Source records
start

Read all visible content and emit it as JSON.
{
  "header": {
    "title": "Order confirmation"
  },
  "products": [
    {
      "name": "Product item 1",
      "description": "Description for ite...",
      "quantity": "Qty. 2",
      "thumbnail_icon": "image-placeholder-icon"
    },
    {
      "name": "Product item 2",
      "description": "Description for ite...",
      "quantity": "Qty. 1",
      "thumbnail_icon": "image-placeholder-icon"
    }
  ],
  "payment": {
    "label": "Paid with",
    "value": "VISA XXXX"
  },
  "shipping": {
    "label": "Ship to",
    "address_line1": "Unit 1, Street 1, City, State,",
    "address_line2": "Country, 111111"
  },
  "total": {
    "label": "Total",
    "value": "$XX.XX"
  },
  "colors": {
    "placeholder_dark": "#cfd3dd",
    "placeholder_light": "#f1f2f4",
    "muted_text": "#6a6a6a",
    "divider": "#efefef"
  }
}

end

_WRITTEN PROBLEM_. Each entry must be reproduced verbatim.

_OUTPUT FOR THIS EXERCISE_.
Read all visible content and emit it as JSON.
{
  "header": {
    "title": "Order confirmation"
  },
  "products": [
    {
      "name": "Product item 1",
      "description": "Description for ite...",
      "quantity": "Qty. 2",
      "thumbnail_icon": "image-placeholder-icon"
    },
    {
      "name": "Product item 2",
      "description": "Description for ite...",
      "quantity": "Qty. 1",
      "thumbnail_icon": "image-placeholder-icon"
    }
  ],
  "payment": {
    "label": "Paid with",
    "value": "VISA XXXX"
  },
  "shipping": {
    "label": "Ship to",
    "address_line1": "Unit 1, Street 1, City, State,",
    "address_line2": "Country, 111111"
  },
  "total": {
    "label": "Total",
    "value": "$XX.XX"
  },
  "colors": {
    "placeholder_dark": "#cfd3dd",
    "placeholder_light": "#f1f2f4",
    "muted_text": "#6a6a6a",
    "divider": "#efefef"
  }
}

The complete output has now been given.